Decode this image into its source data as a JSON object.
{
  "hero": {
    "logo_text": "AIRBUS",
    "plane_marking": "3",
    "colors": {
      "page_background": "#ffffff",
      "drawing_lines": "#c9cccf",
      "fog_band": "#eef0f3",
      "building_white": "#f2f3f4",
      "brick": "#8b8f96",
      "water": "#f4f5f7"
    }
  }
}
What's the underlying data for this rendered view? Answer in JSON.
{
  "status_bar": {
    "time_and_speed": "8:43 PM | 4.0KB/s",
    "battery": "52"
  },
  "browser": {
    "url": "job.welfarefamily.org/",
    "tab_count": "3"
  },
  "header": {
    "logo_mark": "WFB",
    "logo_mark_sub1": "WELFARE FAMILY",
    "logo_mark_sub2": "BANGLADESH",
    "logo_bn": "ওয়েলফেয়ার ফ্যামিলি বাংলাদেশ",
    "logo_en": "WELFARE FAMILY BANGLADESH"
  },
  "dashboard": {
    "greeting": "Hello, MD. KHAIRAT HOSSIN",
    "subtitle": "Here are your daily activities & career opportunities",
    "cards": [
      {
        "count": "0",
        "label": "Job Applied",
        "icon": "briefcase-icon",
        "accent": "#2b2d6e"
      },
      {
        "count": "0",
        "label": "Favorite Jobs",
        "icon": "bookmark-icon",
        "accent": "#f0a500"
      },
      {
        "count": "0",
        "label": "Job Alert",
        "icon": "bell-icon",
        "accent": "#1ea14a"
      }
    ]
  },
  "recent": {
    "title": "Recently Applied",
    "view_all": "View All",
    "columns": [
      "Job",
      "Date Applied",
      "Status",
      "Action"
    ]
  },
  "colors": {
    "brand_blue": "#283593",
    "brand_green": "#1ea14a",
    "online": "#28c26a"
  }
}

→ **What is expected**
Every entry needs to be retyped exactly.

→ **Task solution**
Decode this image into its source data as a JSON object.
{
  "hero": {
    "logo_text": "AIRBUS",
    "plane_marking": "3",
    "colors": {
      "page_background": "#ffffff",
      "drawing_lines": "#c9cccf",
      "fog_band": "#eef0f3",
      "building_white": "#f2f3f4",
      "brick": "#8b8f96",
      "water": "#f4f5f7"
    }
  }
}
What's the underlying data for this rendered view? Answer in JSON.
{
  "status_bar": {
    "time_and_speed": "8:43 PM | 4.0KB/s",
    "battery": "52"
  },
  "browser": {
    "url": "job.welfarefamily.org/",
    "tab_count": "3"
  },
  "header": {
    "logo_mark": "WFB",
    "logo_mark_sub1": "WELFARE FAMILY",
    "logo_mark_sub2": "BANGLADESH",
    "logo_bn": "ওয়েলফেয়ার ফ্যামিলি বাংলাদেশ",
    "logo_en": "WELFARE FAMILY BANGLADESH"
  },
  "dashboard": {
    "greeting": "Hello, MD. KHAIRAT HOSSIN",
    "subtitle": "Here are your daily activities & career opportunities",
    "cards": [
      {
        "count": "0",
        "label": "Job Applied",
        "icon": "briefcase-icon",
        "accent": "#2b2d6e"
      },
      {
        "count": "0",
        "label": "Favorite Jobs",
        "icon": "bookmark-icon",
        "accent": "#f0a500"
      },
      {
        "count": "0",
        "label": "Job Alert",
        "icon": "bell-icon",
        "accent": "#1ea14a"
      }
    ]
  },
  "recent": {
    "title": "Recently Applied",
    "view_all": "View All",
    "columns": [
      "Job",
      "Date Applied",
      "Status",
      "Action"
    ]
  },
  "colors": {
    "brand_blue": "#283593",
    "brand_green": "#1ea14a",
    "online": "#28c26a"
  }
}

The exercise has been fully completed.